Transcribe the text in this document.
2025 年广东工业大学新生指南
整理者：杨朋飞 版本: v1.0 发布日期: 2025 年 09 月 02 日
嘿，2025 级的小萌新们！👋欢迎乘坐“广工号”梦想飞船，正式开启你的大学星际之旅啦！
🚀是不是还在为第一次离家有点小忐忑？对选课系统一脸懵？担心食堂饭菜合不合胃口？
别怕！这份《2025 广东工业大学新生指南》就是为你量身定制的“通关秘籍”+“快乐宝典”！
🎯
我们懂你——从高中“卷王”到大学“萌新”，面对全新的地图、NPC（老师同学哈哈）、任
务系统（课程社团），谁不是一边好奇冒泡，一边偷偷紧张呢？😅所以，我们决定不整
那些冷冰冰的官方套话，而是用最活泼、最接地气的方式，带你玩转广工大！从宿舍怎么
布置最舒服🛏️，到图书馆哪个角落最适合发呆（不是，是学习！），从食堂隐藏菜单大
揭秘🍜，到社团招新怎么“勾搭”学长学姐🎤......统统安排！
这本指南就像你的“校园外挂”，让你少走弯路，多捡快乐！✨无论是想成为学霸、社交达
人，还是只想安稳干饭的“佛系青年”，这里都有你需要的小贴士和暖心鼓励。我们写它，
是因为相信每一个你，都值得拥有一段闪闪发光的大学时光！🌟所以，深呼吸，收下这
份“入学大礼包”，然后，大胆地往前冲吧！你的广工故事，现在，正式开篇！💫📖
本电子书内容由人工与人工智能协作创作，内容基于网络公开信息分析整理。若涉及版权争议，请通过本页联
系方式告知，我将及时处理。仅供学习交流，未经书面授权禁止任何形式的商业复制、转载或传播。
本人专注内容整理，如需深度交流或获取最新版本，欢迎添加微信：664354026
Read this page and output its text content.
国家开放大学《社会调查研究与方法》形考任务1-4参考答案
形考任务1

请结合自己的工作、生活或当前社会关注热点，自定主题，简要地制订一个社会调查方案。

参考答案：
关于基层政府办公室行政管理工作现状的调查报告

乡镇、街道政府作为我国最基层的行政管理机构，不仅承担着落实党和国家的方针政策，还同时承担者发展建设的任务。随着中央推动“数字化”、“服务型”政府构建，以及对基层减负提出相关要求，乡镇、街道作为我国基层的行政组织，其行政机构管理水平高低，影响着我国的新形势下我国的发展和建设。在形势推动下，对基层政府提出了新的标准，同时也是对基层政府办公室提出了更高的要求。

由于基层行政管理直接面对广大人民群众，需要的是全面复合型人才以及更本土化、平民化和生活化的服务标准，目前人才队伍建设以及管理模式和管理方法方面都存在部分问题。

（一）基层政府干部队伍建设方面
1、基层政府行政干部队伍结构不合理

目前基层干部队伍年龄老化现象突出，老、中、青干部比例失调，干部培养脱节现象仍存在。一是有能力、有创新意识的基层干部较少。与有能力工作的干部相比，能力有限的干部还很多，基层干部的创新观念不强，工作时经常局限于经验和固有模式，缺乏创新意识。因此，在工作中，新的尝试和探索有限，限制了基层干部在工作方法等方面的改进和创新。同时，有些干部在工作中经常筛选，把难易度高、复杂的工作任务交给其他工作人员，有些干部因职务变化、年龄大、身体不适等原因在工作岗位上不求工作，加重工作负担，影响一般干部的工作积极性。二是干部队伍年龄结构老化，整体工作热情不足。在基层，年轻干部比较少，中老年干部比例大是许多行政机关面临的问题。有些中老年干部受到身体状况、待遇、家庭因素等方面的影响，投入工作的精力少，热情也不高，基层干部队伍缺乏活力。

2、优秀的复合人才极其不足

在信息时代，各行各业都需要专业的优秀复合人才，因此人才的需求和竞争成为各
+ + + + + + +
-- Task goal --
All of the entries above should be written out again exactly.

-- Output below --
Transcribe the text in this document.
2025 年广东工业大学新生指南
整理者：杨朋飞 版本: v1.0 发布日期: 2025 年 09 月 02 日
嘿，2025 级的小萌新们！👋欢迎乘坐“广工号”梦想飞船，正式开启你的大学星际之旅啦！
🚀是不是还在为第一次离家有点小忐忑？对选课系统一脸懵？担心食堂饭菜合不合胃口？
别怕！这份《2025 广东工业大学新生指南》就是为你量身定制的“通关秘籍”+“快乐宝典”！
🎯
我们懂你——从高中“卷王”到大学“萌新”，面对全新的地图、NPC（老师同学哈哈）、任
务系统（课程社团），谁不是一边好奇冒泡，一边偷偷紧张呢？😅所以，我们决定不整
那些冷冰冰的官方套话，而是用最活泼、最接地气的方式，带你玩转广工大！从宿舍怎么
布置最舒服🛏️，到图书馆哪个角落最适合发呆（不是，是学习！），从食堂隐藏菜单大
揭秘🍜，到社团招新怎么“勾搭”学长学姐🎤......统统安排！
这本指南就像你的“校园外挂”，让你少走弯路，多捡快乐！✨无论是想成为学霸、社交达
人，还是只想安稳干饭的“佛系青年”，这里都有你需要的小贴士和暖心鼓励。我们写它，
是因为相信每一个你，都值得拥有一段闪闪发光的大学时光！🌟所以，深呼吸，收下这
份“入学大礼包”，然后，大胆地往前冲吧！你的广工故事，现在，正式开篇！💫📖
本电子书内容由人工与人工智能协作创作，内容基于网络公开信息分析整理。若涉及版权争议，请通过本页联
系方式告知，我将及时处理。仅供学习交流，未经书面授权禁止任何形式的商业复制、转载或传播。
本人专注内容整理，如需深度交流或获取最新版本，欢迎添加微信：664354026
Read this page and output its text content.
国家开放大学《社会调查研究与方法》形考任务1-4参考答案
形考任务1

请结合自己的工作、生活或当前社会关注热点，自定主题，简要地制订一个社会调查方案。

参考答案：
关于基层政府办公室行政管理工作现状的调查报告

乡镇、街道政府作为我国最基层的行政管理机构，不仅承担着落实党和国家的方针政策，还同时承担者发展建设的任务。随着中央推动“数字化”、“服务型”政府构建，以及对基层减负提出相关要求，乡镇、街道作为我国基层的行政组织，其行政机构管理水平高低，影响着我国的新形势下我国的发展和建设。在形势推动下，对基层政府提出了新的标准，同时也是对基层政府办公室提出了更高的要求。

由于基层行政管理直接面对广大人民群众，需要的是全面复合型人才以及更本土化、平民化和生活化的服务标准，目前人才队伍建设以及管理模式和管理方法方面都存在部分问题。

（一）基层政府干部队伍建设方面
1、基层政府行政干部队伍结构不合理

目前基层干部队伍年龄老化现象突出，老、中、青干部比例失调，干部培养脱节现象仍存在。一是有能力、有创新意识的基层干部较少。与有能力工作的干部相比，能力有限的干部还很多，基层干部的创新观念不强，工作时经常局限于经验和固有模式，缺乏创新意识。因此，在工作中，新的尝试和探索有限，限制了基层干部在工作方法等方面的改进和创新。同时，有些干部在工作中经常筛选，把难易度高、复杂的工作任务交给其他工作人员，有些干部因职务变化、年龄大、身体不适等原因在工作岗位上不求工作，加重工作负担，影响一般干部的工作积极性。二是干部队伍年龄结构老化，整体工作热情不足。在基层，年轻干部比较少，中老年干部比例大是许多行政机关面临的问题。有些中老年干部受到身体状况、待遇、家庭因素等方面的影响，投入工作的精力少，热情也不高，基层干部队伍缺乏活力。

2、优秀的复合人才极其不足

在信息时代，各行各业都需要专业的优秀复合人才，因此人才的需求和竞争成为各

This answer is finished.